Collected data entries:

** BEGIN **

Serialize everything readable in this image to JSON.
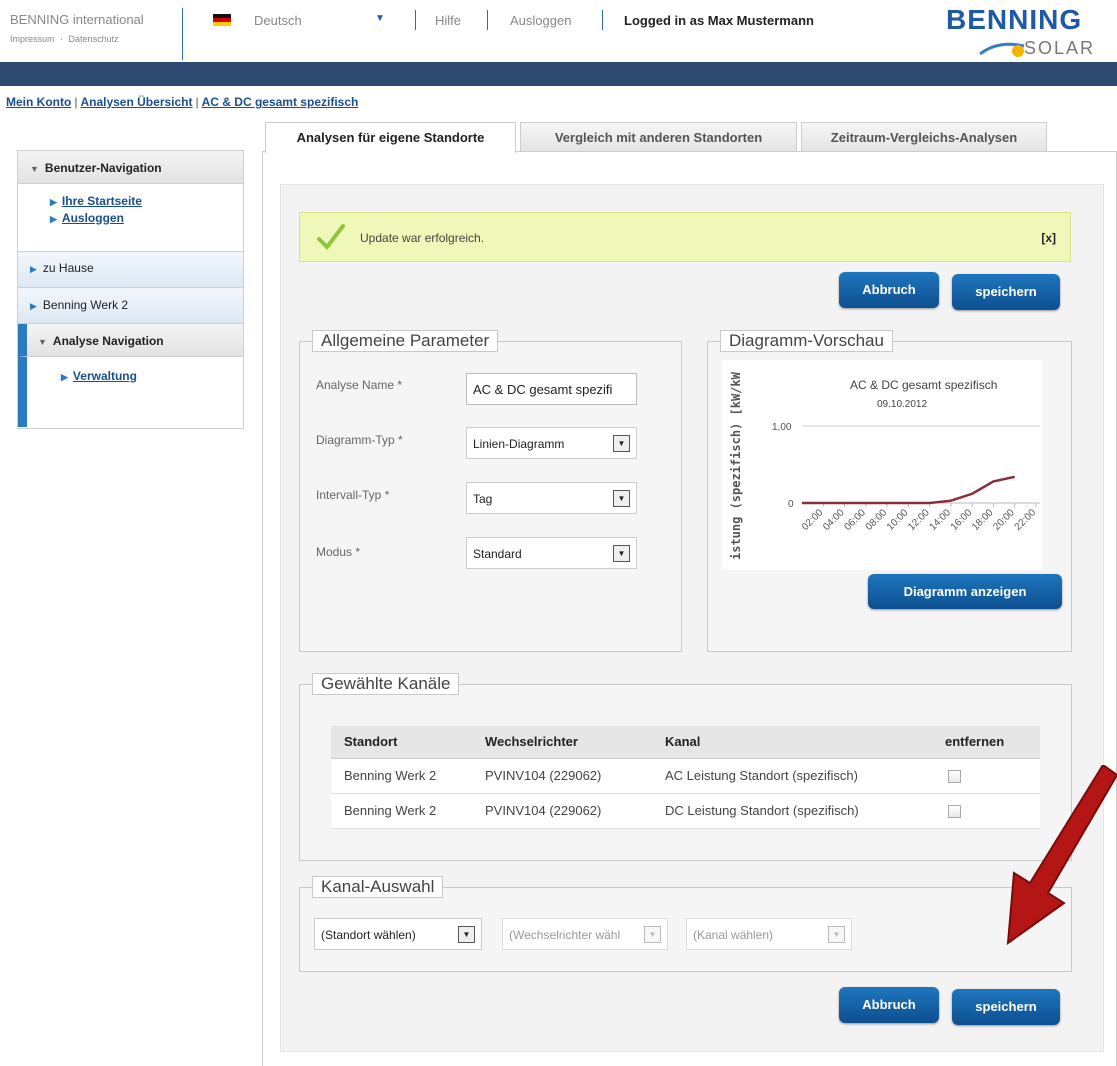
{
  "header": {
    "brand": "BENNING international",
    "brand_links": [
      "Impressum",
      "·",
      "Datenschutz"
    ],
    "language": "Deutsch",
    "help": "Hilfe",
    "logout": "Ausloggen",
    "logged_in": "Logged in as Max Mustermann",
    "logo_top": "BENNING",
    "logo_bottom": "SOLAR"
  },
  "breadcrumb": [
    {
      "label": "Mein Konto"
    },
    {
      "label": "Analysen Übersicht"
    },
    {
      "label": "AC & DC gesamt spezifisch"
    }
  ],
  "breadcrumb_sep": "|",
  "sidebar": {
    "user_nav_title": "Benutzer-Navigation",
    "user_links": [
      "Ihre Startseite",
      "Ausloggen"
    ],
    "home": "zu Hause",
    "werk": "Benning Werk 2",
    "analyse_nav_title": "Analyse Navigation",
    "analyse_link": "Verwaltung"
  },
  "tabs": [
    "Analysen für eigene Standorte",
    "Vergleich mit anderen Standorten",
    "Zeitraum-Vergleichs-Analysen"
  ],
  "success": {
    "message": "Update war erfolgreich.",
    "close": "[x]"
  },
  "buttons": {
    "cancel": "Abbruch",
    "save": "speichern",
    "show_chart": "Diagramm anzeigen"
  },
  "params": {
    "legend": "Allgemeine Parameter",
    "name_label": "Analyse Name *",
    "name_value": "AC & DC gesamt spezifi",
    "type_label": "Diagramm-Typ *",
    "type_value": "Linien-Diagramm",
    "interval_label": "Intervall-Typ *",
    "interval_value": "Tag",
    "mode_label": "Modus *",
    "mode_value": "Standard"
  },
  "preview": {
    "legend": "Diagramm-Vorschau",
    "title": "AC & DC gesamt spezifisch",
    "date": "09.10.2012",
    "ylabel": "istung (spezifisch) [kW/kW",
    "ytick_top": "1,00",
    "ytick_zero": "0"
  },
  "chart_data": {
    "type": "line",
    "title": "AC & DC gesamt spezifisch",
    "subtitle": "09.10.2012",
    "xlabel": "",
    "ylabel": "istung (spezifisch) [kW/kW",
    "categories": [
      "02:00",
      "04:00",
      "06:00",
      "08:00",
      "10:00",
      "12:00",
      "14:00",
      "16:00",
      "18:00",
      "20:00",
      "22:00"
    ],
    "x": [
      0,
      1,
      2,
      3,
      4,
      5,
      6,
      7,
      8,
      9,
      10,
      11
    ],
    "series": [
      {
        "values": [
          0,
          0,
          0,
          0,
          0,
          0,
          0,
          0.03,
          0.12,
          0.28,
          0.34,
          null
        ]
      }
    ],
    "ylim": [
      0,
      1.0
    ],
    "grid": true
  },
  "channels": {
    "legend": "Gewählte Kanäle",
    "headers": [
      "Standort",
      "Wechselrichter",
      "Kanal",
      "entfernen"
    ],
    "rows": [
      [
        "Benning Werk 2",
        "PVINV104 (229062)",
        "AC Leistung Standort (spezifisch)"
      ],
      [
        "Benning Werk 2",
        "PVINV104 (229062)",
        "DC Leistung Standort (spezifisch)"
      ]
    ]
  },
  "channel_select": {
    "legend": "Kanal-Auswahl",
    "standort": "(Standort wählen)",
    "wechselrichter": "(Wechselrichter wähl",
    "kanal": "(Kanal wählen)"
  },
  "colors": {
    "accent": "#2b7bc0",
    "topbar": "#2e4a72",
    "line": "#8b2b3b",
    "arrow": "#b41616"
  }
}
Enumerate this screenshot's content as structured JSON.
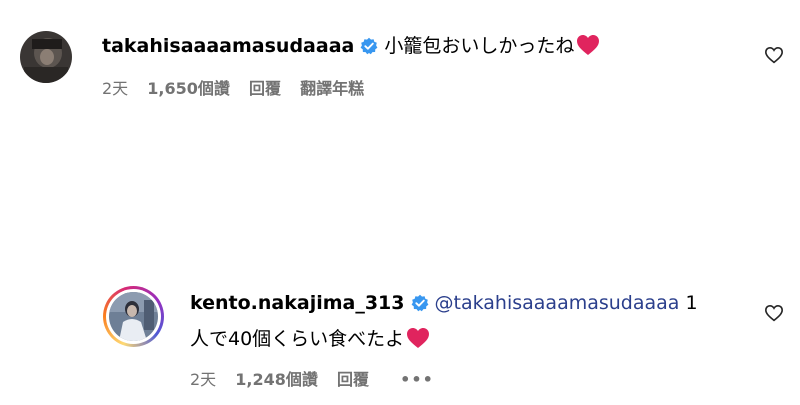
{
  "comments": [
    {
      "username": "takahisaaaamasudaaaa",
      "verified_icon": "verified-badge-icon",
      "text": "小籠包おいしかったね",
      "emoji": "red-heart-emoji",
      "time": "2天",
      "likes": "1,650個讚",
      "reply": "回覆",
      "translate": "翻譯年糕",
      "like_icon": "heart-outline-icon"
    },
    {
      "username": "kento.nakajima_313",
      "verified_icon": "verified-badge-icon",
      "mention": "@takahisaaaamasudaaaa",
      "text_line1_tail": " 1",
      "text_line2": "人で40個くらい食べたよ",
      "emoji": "red-heart-emoji",
      "time": "2天",
      "likes": "1,248個讚",
      "reply": "回覆",
      "more": "•••",
      "like_icon": "heart-outline-icon"
    }
  ],
  "colors": {
    "verified": "#3897f0",
    "heart_emoji": "#e0245e",
    "meta_text": "#737373",
    "mention": "#2b3f8c"
  }
}
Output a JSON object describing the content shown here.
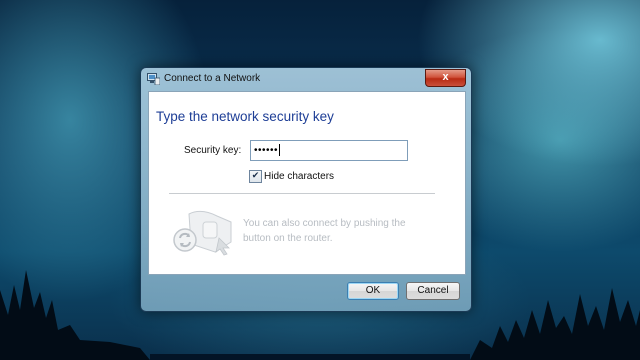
{
  "window": {
    "title": "Connect to a Network",
    "close_label": "x"
  },
  "dialog": {
    "heading": "Type the network security key",
    "security_key_label": "Security key:",
    "security_key_value": "••••••",
    "hide_characters_label": "Hide characters",
    "hide_characters_checked": true,
    "push_button_text": "You can also connect by pushing the button on the router."
  },
  "buttons": {
    "ok_label": "OK",
    "cancel_label": "Cancel"
  },
  "colors": {
    "heading": "#1e3e96",
    "close_button": "#c9503a"
  },
  "icons": {
    "title": "network-icon",
    "router": "router-push-button-icon",
    "checkbox": "checkmark-icon"
  }
}
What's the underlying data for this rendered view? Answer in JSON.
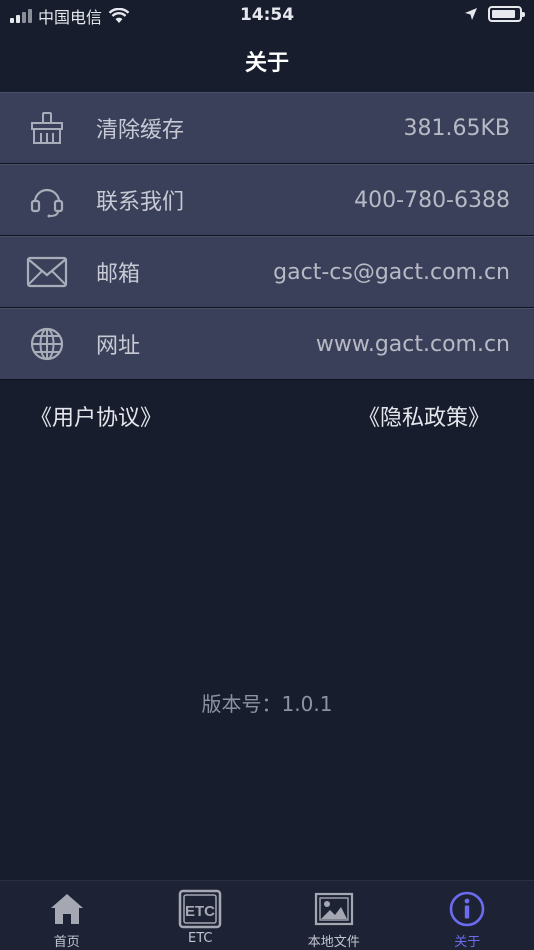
{
  "status_bar": {
    "carrier": "中国电信",
    "time": "14:54",
    "battery_level": 0.9
  },
  "nav": {
    "title": "关于"
  },
  "rows": [
    {
      "icon": "basket-icon",
      "label": "清除缓存",
      "value": "381.65KB"
    },
    {
      "icon": "headset-icon",
      "label": "联系我们",
      "value": "400-780-6388"
    },
    {
      "icon": "mail-icon",
      "label": "邮箱",
      "value": "gact-cs@gact.com.cn"
    },
    {
      "icon": "globe-icon",
      "label": "网址",
      "value": "www.gact.com.cn"
    }
  ],
  "links": {
    "user_agreement": "《用户协议》",
    "privacy_policy": "《隐私政策》"
  },
  "version": "版本号：1.0.1",
  "tabs": [
    {
      "icon": "home-icon",
      "label": "首页",
      "active": false
    },
    {
      "icon": "etc-icon",
      "label": "ETC",
      "active": false
    },
    {
      "icon": "image-icon",
      "label": "本地文件",
      "active": false
    },
    {
      "icon": "info-icon",
      "label": "关于",
      "active": true
    }
  ],
  "colors": {
    "background": "#171d2d",
    "row_background": "#3a4059",
    "active_tab": "#6c6cf0"
  }
}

** END **

SHORT TASK:
Print each entry shown above with exact wording and no pictures.

ANSWER IN FULL:
Serialize everything readable in this image to JSON.
{
  "header": {
    "brand": "BENNING international",
    "brand_links": [
      "Impressum",
      "·",
      "Datenschutz"
    ],
    "language": "Deutsch",
    "help": "Hilfe",
    "logout": "Ausloggen",
    "logged_in": "Logged in as Max Mustermann",
    "logo_top": "BENNING",
    "logo_bottom": "SOLAR"
  },
  "breadcrumb": [
    {
      "label": "Mein Konto"
    },
    {
      "label": "Analysen Übersicht"
    },
    {
      "label": "AC & DC gesamt spezifisch"
    }
  ],
  "breadcrumb_sep": "|",
  "sidebar": {
    "user_nav_title": "Benutzer-Navigation",
    "user_links": [
      "Ihre Startseite",
      "Ausloggen"
    ],
    "home": "zu Hause",
    "werk": "Benning Werk 2",
    "analyse_nav_title": "Analyse Navigation",
    "analyse_link": "Verwaltung"
  },
  "tabs": [
    "Analysen für eigene Standorte",
    "Vergleich mit anderen Standorten",
    "Zeitraum-Vergleichs-Analysen"
  ],
  "success": {
    "message": "Update war erfolgreich.",
    "close": "[x]"
  },
  "buttons": {
    "cancel": "Abbruch",
    "save": "speichern",
    "show_chart": "Diagramm anzeigen"
  },
  "params": {
    "legend": "Allgemeine Parameter",
    "name_label": "Analyse Name *",
    "name_value": "AC & DC gesamt spezifi",
    "type_label": "Diagramm-Typ *",
    "type_value": "Linien-Diagramm",
    "interval_label": "Intervall-Typ *",
    "interval_value": "Tag",
    "mode_label": "Modus *",
    "mode_value": "Standard"
  },
  "preview": {
    "legend": "Diagramm-Vorschau",
    "title": "AC & DC gesamt spezifisch",
    "date": "09.10.2012",
    "ylabel": "istung (spezifisch) [kW/kW",
    "ytick_top": "1,00",
    "ytick_zero": "0"
  },
  "chart_data": {
    "type": "line",
    "title": "AC & DC gesamt spezifisch",
    "subtitle": "09.10.2012",
    "xlabel": "",
    "ylabel": "istung (spezifisch) [kW/kW",
    "categories": [
      "02:00",
      "04:00",
      "06:00",
      "08:00",
      "10:00",
      "12:00",
      "14:00",
      "16:00",
      "18:00",
      "20:00",
      "22:00"
    ],
    "x": [
      0,
      1,
      2,
      3,
      4,
      5,
      6,
      7,
      8,
      9,
      10,
      11
    ],
    "series": [
      {
        "values": [
          0,
          0,
          0,
          0,
          0,
          0,
          0,
          0.03,
          0.12,
          0.28,
          0.34,
          null
        ]
      }
    ],
    "ylim": [
      0,
      1.0
    ],
    "grid": true
  },
  "channels": {
    "legend": "Gewählte Kanäle",
    "headers": [
      "Standort",
      "Wechselrichter",
      "Kanal",
      "entfernen"
    ],
    "rows": [
      [
        "Benning Werk 2",
        "PVINV104 (229062)",
        "AC Leistung Standort (spezifisch)"
      ],
      [
        "Benning Werk 2",
        "PVINV104 (229062)",
        "DC Leistung Standort (spezifisch)"
      ]
    ]
  },
  "channel_select": {
    "legend": "Kanal-Auswahl",
    "standort": "(Standort wählen)",
    "wechselrichter": "(Wechselrichter wähl",
    "kanal": "(Kanal wählen)"
  },
  "colors": {
    "accent": "#2b7bc0",
    "topbar": "#2e4a72",
    "line": "#8b2b3b",
    "arrow": "#b41616"
  }
}
Enumerate this screenshot's content as structured JSON.
{
  "comments": [
    {
      "username": "takahisaaaamasudaaaa",
      "verified_icon": "verified-badge-icon",
      "text": "小籠包おいしかったね",
      "emoji": "red-heart-emoji",
      "time": "2天",
      "likes": "1,650個讚",
      "reply": "回覆",
      "translate": "翻譯年糕",
      "like_icon": "heart-outline-icon"
    },
    {
      "username": "kento.nakajima_313",
      "verified_icon": "verified-badge-icon",
      "mention": "@takahisaaaamasudaaaa",
      "text_line1_tail": " 1",
      "text_line2": "人で40個くらい食べたよ",
      "emoji": "red-heart-emoji",
      "time": "2天",
      "likes": "1,248個讚",
      "reply": "回覆",
      "more": "•••",
      "like_icon": "heart-outline-icon"
    }
  ],
  "colors": {
    "verified": "#3897f0",
    "heart_emoji": "#e0245e",
    "meta_text": "#737373",
    "mention": "#2b3f8c"
  }
}
Output a JSON object describing the content shown here.
{
  "window": {
    "title": "Connect to a Network",
    "close_label": "x"
  },
  "dialog": {
    "heading": "Type the network security key",
    "security_key_label": "Security key:",
    "security_key_value": "••••••",
    "hide_characters_label": "Hide characters",
    "hide_characters_checked": true,
    "push_button_text": "You can also connect by pushing the button on the router."
  },
  "buttons": {
    "ok_label": "OK",
    "cancel_label": "Cancel"
  },
  "colors": {
    "heading": "#1e3e96",
    "close_button": "#c9503a"
  },
  "icons": {
    "title": "network-icon",
    "router": "router-push-button-icon",
    "checkbox": "checkmark-icon"
  }
}
What's the underlying data for this rendered view? Answer in JSON.
{
  "status_bar": {
    "carrier": "中国电信",
    "time": "14:54",
    "battery_level": 0.9
  },
  "nav": {
    "title": "关于"
  },
  "rows": [
    {
      "icon": "basket-icon",
      "label": "清除缓存",
      "value": "381.65KB"
    },
    {
      "icon": "headset-icon",
      "label": "联系我们",
      "value": "400-780-6388"
    },
    {
      "icon": "mail-icon",
      "label": "邮箱",
      "value": "gact-cs@gact.com.cn"
    },
    {
      "icon": "globe-icon",
      "label": "网址",
      "value": "www.gact.com.cn"
    }
  ],
  "links": {
    "user_agreement": "《用户协议》",
    "privacy_policy": "《隐私政策》"
  },
  "version": "版本号：1.0.1",
  "tabs": [
    {
      "icon": "home-icon",
      "label": "首页",
      "active": false
    },
    {
      "icon": "etc-icon",
      "label": "ETC",
      "active": false
    },
    {
      "icon": "image-icon",
      "label": "本地文件",
      "active": false
    },
    {
      "icon": "info-icon",
      "label": "关于",
      "active": true
    }
  ],
  "colors": {
    "background": "#171d2d",
    "row_background": "#3a4059",
    "active_tab": "#6c6cf0"
  }
}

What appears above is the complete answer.